▶ _Dataset rows_:
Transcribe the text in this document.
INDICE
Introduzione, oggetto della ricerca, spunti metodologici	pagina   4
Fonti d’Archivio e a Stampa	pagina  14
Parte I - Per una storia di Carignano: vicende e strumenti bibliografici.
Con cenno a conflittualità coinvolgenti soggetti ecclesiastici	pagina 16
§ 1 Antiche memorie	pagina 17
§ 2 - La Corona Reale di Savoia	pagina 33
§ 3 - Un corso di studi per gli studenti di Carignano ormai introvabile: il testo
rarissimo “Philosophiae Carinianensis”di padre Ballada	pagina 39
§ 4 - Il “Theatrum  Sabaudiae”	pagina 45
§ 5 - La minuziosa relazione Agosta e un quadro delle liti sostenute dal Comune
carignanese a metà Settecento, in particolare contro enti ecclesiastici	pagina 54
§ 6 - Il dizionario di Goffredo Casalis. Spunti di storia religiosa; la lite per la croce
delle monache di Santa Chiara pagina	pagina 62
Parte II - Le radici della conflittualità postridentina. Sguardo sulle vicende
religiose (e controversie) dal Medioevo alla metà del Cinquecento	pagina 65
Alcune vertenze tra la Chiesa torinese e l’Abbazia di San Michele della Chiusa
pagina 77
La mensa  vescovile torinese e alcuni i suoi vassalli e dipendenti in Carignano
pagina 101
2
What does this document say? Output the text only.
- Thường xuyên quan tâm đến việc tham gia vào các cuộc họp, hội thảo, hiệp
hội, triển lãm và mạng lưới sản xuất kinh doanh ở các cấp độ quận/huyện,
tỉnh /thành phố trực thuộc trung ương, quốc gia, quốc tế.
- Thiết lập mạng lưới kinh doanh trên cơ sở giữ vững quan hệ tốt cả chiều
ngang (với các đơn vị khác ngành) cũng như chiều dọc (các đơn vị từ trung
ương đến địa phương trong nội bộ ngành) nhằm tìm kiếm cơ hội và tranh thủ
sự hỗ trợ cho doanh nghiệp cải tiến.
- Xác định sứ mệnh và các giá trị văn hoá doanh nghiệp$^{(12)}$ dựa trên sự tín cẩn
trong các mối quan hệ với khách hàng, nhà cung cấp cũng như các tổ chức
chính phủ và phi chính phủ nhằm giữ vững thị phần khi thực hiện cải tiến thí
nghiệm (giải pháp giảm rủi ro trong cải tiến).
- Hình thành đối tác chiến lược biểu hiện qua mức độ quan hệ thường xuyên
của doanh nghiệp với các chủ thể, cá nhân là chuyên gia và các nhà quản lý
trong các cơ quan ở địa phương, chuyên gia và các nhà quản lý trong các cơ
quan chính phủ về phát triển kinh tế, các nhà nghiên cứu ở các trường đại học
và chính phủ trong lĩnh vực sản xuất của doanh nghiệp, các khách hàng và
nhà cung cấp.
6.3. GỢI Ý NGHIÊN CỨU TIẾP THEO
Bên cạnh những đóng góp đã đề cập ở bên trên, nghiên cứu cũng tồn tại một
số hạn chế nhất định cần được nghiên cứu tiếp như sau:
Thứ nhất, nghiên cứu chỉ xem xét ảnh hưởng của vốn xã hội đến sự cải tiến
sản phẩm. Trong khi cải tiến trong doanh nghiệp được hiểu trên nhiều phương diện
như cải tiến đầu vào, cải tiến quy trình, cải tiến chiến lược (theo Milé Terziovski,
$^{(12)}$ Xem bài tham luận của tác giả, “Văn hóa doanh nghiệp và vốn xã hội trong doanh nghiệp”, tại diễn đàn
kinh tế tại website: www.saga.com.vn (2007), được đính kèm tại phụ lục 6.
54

▶ _Required task_:
Give the number of lines in the entries that hold the word "thành", and nothing else.

▶ _The result_:
2